Data for processing.
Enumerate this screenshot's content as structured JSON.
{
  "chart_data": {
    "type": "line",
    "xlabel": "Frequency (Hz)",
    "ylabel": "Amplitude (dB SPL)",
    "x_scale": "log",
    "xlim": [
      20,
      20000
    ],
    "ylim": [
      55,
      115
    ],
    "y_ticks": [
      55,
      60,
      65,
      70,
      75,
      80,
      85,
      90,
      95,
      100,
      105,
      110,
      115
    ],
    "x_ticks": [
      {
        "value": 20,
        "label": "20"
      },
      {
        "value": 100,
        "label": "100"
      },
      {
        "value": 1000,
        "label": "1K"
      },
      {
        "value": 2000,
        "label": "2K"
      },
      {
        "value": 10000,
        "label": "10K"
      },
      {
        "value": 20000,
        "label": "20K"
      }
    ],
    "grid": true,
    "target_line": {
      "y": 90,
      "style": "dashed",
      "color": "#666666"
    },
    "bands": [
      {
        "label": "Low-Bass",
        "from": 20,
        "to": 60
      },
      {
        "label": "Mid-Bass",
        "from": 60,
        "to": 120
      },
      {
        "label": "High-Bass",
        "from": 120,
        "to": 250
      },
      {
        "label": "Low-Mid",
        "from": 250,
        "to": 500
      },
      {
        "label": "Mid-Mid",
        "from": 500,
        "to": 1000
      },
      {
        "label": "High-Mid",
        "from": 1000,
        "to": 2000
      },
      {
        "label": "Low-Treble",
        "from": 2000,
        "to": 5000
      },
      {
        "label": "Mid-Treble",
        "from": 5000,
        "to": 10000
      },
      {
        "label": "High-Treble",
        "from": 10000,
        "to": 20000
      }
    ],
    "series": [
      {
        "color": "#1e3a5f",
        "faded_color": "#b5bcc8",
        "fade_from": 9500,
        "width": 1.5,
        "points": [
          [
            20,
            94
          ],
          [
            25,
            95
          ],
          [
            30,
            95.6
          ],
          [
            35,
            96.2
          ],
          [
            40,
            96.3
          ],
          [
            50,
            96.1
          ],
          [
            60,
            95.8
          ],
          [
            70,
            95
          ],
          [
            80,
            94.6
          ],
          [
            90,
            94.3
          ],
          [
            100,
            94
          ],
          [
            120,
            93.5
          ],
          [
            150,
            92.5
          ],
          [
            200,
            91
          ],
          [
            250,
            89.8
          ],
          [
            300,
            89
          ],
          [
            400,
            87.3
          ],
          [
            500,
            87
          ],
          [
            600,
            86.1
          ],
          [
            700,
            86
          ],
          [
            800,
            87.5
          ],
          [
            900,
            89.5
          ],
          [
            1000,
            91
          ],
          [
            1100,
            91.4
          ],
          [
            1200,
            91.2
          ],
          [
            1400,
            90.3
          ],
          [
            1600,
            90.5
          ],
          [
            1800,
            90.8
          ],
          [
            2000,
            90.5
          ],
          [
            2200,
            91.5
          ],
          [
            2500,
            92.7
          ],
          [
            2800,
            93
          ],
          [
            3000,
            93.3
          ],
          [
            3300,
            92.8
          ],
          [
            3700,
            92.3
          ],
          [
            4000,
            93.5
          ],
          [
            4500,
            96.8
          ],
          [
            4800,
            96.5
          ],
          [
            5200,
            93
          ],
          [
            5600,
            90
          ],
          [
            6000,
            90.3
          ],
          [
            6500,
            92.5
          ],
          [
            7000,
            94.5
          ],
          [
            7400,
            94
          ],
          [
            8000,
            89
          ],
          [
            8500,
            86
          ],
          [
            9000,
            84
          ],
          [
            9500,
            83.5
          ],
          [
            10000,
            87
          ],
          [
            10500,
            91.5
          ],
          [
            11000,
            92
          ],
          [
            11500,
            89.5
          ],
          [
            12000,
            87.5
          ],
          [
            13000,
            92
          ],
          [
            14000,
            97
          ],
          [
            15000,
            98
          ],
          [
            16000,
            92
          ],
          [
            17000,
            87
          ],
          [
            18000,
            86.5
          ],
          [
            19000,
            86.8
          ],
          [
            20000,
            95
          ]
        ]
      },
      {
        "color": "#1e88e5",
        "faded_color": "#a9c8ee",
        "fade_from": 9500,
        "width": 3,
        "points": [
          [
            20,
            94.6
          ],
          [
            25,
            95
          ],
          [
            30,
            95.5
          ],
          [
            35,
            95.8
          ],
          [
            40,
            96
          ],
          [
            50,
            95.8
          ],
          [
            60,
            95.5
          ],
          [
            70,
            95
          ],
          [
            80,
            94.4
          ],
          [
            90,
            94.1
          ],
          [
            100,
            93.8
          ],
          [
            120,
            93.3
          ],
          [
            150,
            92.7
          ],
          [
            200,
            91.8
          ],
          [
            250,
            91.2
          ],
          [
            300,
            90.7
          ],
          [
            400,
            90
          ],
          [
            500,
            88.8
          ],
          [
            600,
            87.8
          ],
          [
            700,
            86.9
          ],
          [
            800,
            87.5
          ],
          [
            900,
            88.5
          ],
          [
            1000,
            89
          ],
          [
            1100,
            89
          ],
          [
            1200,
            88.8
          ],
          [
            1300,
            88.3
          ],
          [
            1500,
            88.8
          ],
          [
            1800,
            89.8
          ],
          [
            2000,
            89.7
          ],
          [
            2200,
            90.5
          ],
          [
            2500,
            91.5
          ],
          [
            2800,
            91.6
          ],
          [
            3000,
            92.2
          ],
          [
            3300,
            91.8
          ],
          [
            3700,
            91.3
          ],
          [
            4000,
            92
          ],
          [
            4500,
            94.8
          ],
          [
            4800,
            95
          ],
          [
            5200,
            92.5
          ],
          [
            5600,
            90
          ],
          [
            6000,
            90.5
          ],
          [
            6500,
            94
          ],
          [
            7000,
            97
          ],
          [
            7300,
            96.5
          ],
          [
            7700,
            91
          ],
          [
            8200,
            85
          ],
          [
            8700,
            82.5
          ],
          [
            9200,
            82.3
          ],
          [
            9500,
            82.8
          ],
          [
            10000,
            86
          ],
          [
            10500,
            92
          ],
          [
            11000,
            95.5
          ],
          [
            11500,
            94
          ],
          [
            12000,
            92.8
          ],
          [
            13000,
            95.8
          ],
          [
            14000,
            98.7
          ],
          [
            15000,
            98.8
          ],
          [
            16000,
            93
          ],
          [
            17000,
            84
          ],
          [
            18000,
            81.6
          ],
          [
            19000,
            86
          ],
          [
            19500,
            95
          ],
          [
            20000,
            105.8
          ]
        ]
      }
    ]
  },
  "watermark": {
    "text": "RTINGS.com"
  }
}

Task brief. Repeat the entries exactly, all of them.

Completed exercise.
Enumerate this screenshot's content as structured JSON.
{
  "chart_data": {
    "type": "line",
    "xlabel": "Frequency (Hz)",
    "ylabel": "Amplitude (dB SPL)",
    "x_scale": "log",
    "xlim": [
      20,
      20000
    ],
    "ylim": [
      55,
      115
    ],
    "y_ticks": [
      55,
      60,
      65,
      70,
      75,
      80,
      85,
      90,
      95,
      100,
      105,
      110,
      115
    ],
    "x_ticks": [
      {
        "value": 20,
        "label": "20"
      },
      {
        "value": 100,
        "label": "100"
      },
      {
        "value": 1000,
        "label": "1K"
      },
      {
        "value": 2000,
        "label": "2K"
      },
      {
        "value": 10000,
        "label": "10K"
      },
      {
        "value": 20000,
        "label": "20K"
      }
    ],
    "grid": true,
    "target_line": {
      "y": 90,
      "style": "dashed",
      "color": "#666666"
    },
    "bands": [
      {
        "label": "Low-Bass",
        "from": 20,
        "to": 60
      },
      {
        "label": "Mid-Bass",
        "from": 60,
        "to": 120
      },
      {
        "label": "High-Bass",
        "from": 120,
        "to": 250
      },
      {
        "label": "Low-Mid",
        "from": 250,
        "to": 500
      },
      {
        "label": "Mid-Mid",
        "from": 500,
        "to": 1000
      },
      {
        "label": "High-Mid",
        "from": 1000,
        "to": 2000
      },
      {
        "label": "Low-Treble",
        "from": 2000,
        "to": 5000
      },
      {
        "label": "Mid-Treble",
        "from": 5000,
        "to": 10000
      },
      {
        "label": "High-Treble",
        "from": 10000,
        "to": 20000
      }
    ],
    "series": [
      {
        "color": "#1e3a5f",
        "faded_color": "#b5bcc8",
        "fade_from": 9500,
        "width": 1.5,
        "points": [
          [
            20,
            94
          ],
          [
            25,
            95
          ],
          [
            30,
            95.6
          ],
          [
            35,
            96.2
          ],
          [
            40,
            96.3
          ],
          [
            50,
            96.1
          ],
          [
            60,
            95.8
          ],
          [
            70,
            95
          ],
          [
            80,
            94.6
          ],
          [
            90,
            94.3
          ],
          [
            100,
            94
          ],
          [
            120,
            93.5
          ],
          [
            150,
            92.5
          ],
          [
            200,
            91
          ],
          [
            250,
            89.8
          ],
          [
            300,
            89
          ],
          [
            400,
            87.3
          ],
          [
            500,
            87
          ],
          [
            600,
            86.1
          ],
          [
            700,
            86
          ],
          [
            800,
            87.5
          ],
          [
            900,
            89.5
          ],
          [
            1000,
            91
          ],
          [
            1100,
            91.4
          ],
          [
            1200,
            91.2
          ],
          [
            1400,
            90.3
          ],
          [
            1600,
            90.5
          ],
          [
            1800,
            90.8
          ],
          [
            2000,
            90.5
          ],
          [
            2200,
            91.5
          ],
          [
            2500,
            92.7
          ],
          [
            2800,
            93
          ],
          [
            3000,
            93.3
          ],
          [
            3300,
            92.8
          ],
          [
            3700,
            92.3
          ],
          [
            4000,
            93.5
          ],
          [
            4500,
            96.8
          ],
          [
            4800,
            96.5
          ],
          [
            5200,
            93
          ],
          [
            5600,
            90
          ],
          [
            6000,
            90.3
          ],
          [
            6500,
            92.5
          ],
          [
            7000,
            94.5
          ],
          [
            7400,
            94
          ],
          [
            8000,
            89
          ],
          [
            8500,
            86
          ],
          [
            9000,
            84
          ],
          [
            9500,
            83.5
          ],
          [
            10000,
            87
          ],
          [
            10500,
            91.5
          ],
          [
            11000,
            92
          ],
          [
            11500,
            89.5
          ],
          [
            12000,
            87.5
          ],
          [
            13000,
            92
          ],
          [
            14000,
            97
          ],
          [
            15000,
            98
          ],
          [
            16000,
            92
          ],
          [
            17000,
            87
          ],
          [
            18000,
            86.5
          ],
          [
            19000,
            86.8
          ],
          [
            20000,
            95
          ]
        ]
      },
      {
        "color": "#1e88e5",
        "faded_color": "#a9c8ee",
        "fade_from": 9500,
        "width": 3,
        "points": [
          [
            20,
            94.6
          ],
          [
            25,
            95
          ],
          [
            30,
            95.5
          ],
          [
            35,
            95.8
          ],
          [
            40,
            96
          ],
          [
            50,
            95.8
          ],
          [
            60,
            95.5
          ],
          [
            70,
            95
          ],
          [
            80,
            94.4
          ],
          [
            90,
            94.1
          ],
          [
            100,
            93.8
          ],
          [
            120,
            93.3
          ],
          [
            150,
            92.7
          ],
          [
            200,
            91.8
          ],
          [
            250,
            91.2
          ],
          [
            300,
            90.7
          ],
          [
            400,
            90
          ],
          [
            500,
            88.8
          ],
          [
            600,
            87.8
          ],
          [
            700,
            86.9
          ],
          [
            800,
            87.5
          ],
          [
            900,
            88.5
          ],
          [
            1000,
            89
          ],
          [
            1100,
            89
          ],
          [
            1200,
            88.8
          ],
          [
            1300,
            88.3
          ],
          [
            1500,
            88.8
          ],
          [
            1800,
            89.8
          ],
          [
            2000,
            89.7
          ],
          [
            2200,
            90.5
          ],
          [
            2500,
            91.5
          ],
          [
            2800,
            91.6
          ],
          [
            3000,
            92.2
          ],
          [
            3300,
            91.8
          ],
          [
            3700,
            91.3
          ],
          [
            4000,
            92
          ],
          [
            4500,
            94.8
          ],
          [
            4800,
            95
          ],
          [
            5200,
            92.5
          ],
          [
            5600,
            90
          ],
          [
            6000,
            90.5
          ],
          [
            6500,
            94
          ],
          [
            7000,
            97
          ],
          [
            7300,
            96.5
          ],
          [
            7700,
            91
          ],
          [
            8200,
            85
          ],
          [
            8700,
            82.5
          ],
          [
            9200,
            82.3
          ],
          [
            9500,
            82.8
          ],
          [
            10000,
            86
          ],
          [
            10500,
            92
          ],
          [
            11000,
            95.5
          ],
          [
            11500,
            94
          ],
          [
            12000,
            92.8
          ],
          [
            13000,
            95.8
          ],
          [
            14000,
            98.7
          ],
          [
            15000,
            98.8
          ],
          [
            16000,
            93
          ],
          [
            17000,
            84
          ],
          [
            18000,
            81.6
          ],
          [
            19000,
            86
          ],
          [
            19500,
            95
          ],
          [
            20000,
            105.8
          ]
        ]
      }
    ]
  },
  "watermark": {
    "text": "RTINGS.com"
  }
}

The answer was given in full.